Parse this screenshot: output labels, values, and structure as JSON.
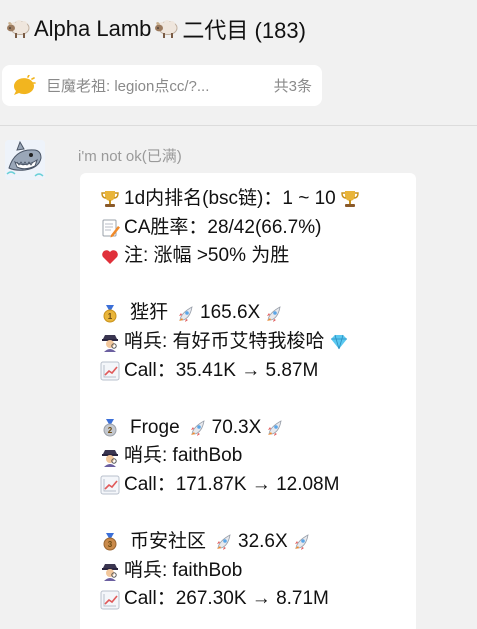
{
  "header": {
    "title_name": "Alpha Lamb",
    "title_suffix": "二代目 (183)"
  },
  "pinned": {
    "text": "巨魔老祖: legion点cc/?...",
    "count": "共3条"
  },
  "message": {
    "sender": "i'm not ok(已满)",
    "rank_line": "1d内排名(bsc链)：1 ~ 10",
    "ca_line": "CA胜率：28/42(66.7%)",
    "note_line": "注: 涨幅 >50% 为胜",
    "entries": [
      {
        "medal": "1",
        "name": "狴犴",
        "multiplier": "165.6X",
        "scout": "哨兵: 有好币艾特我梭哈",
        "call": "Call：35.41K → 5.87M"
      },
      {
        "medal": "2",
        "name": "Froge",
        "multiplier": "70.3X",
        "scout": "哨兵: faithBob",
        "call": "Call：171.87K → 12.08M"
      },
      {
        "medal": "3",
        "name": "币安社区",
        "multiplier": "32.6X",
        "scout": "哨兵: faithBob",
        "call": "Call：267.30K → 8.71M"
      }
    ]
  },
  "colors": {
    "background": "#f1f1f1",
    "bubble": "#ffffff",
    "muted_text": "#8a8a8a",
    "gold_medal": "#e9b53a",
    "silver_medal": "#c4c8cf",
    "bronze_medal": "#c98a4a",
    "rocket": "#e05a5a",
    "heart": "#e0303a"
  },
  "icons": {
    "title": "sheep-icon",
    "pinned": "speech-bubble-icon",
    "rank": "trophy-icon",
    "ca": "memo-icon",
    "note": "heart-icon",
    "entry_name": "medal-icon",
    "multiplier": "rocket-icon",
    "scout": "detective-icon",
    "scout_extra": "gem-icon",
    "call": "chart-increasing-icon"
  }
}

WRITTEN PROBLEM: Set the pictures aside and transcribe the data above exactly.

RESPONSE TO THE TASK:
Parse this screenshot: output labels, values, and structure as JSON.
{
  "header": {
    "title_name": "Alpha Lamb",
    "title_suffix": "二代目 (183)"
  },
  "pinned": {
    "text": "巨魔老祖: legion点cc/?...",
    "count": "共3条"
  },
  "message": {
    "sender": "i'm not ok(已满)",
    "rank_line": "1d内排名(bsc链)：1 ~ 10",
    "ca_line": "CA胜率：28/42(66.7%)",
    "note_line": "注: 涨幅 >50% 为胜",
    "entries": [
      {
        "medal": "1",
        "name": "狴犴",
        "multiplier": "165.6X",
        "scout": "哨兵: 有好币艾特我梭哈",
        "call": "Call：35.41K → 5.87M"
      },
      {
        "medal": "2",
        "name": "Froge",
        "multiplier": "70.3X",
        "scout": "哨兵: faithBob",
        "call": "Call：171.87K → 12.08M"
      },
      {
        "medal": "3",
        "name": "币安社区",
        "multiplier": "32.6X",
        "scout": "哨兵: faithBob",
        "call": "Call：267.30K → 8.71M"
      }
    ]
  },
  "colors": {
    "background": "#f1f1f1",
    "bubble": "#ffffff",
    "muted_text": "#8a8a8a",
    "gold_medal": "#e9b53a",
    "silver_medal": "#c4c8cf",
    "bronze_medal": "#c98a4a",
    "rocket": "#e05a5a",
    "heart": "#e0303a"
  },
  "icons": {
    "title": "sheep-icon",
    "pinned": "speech-bubble-icon",
    "rank": "trophy-icon",
    "ca": "memo-icon",
    "note": "heart-icon",
    "entry_name": "medal-icon",
    "multiplier": "rocket-icon",
    "scout": "detective-icon",
    "scout_extra": "gem-icon",
    "call": "chart-increasing-icon"
  }
}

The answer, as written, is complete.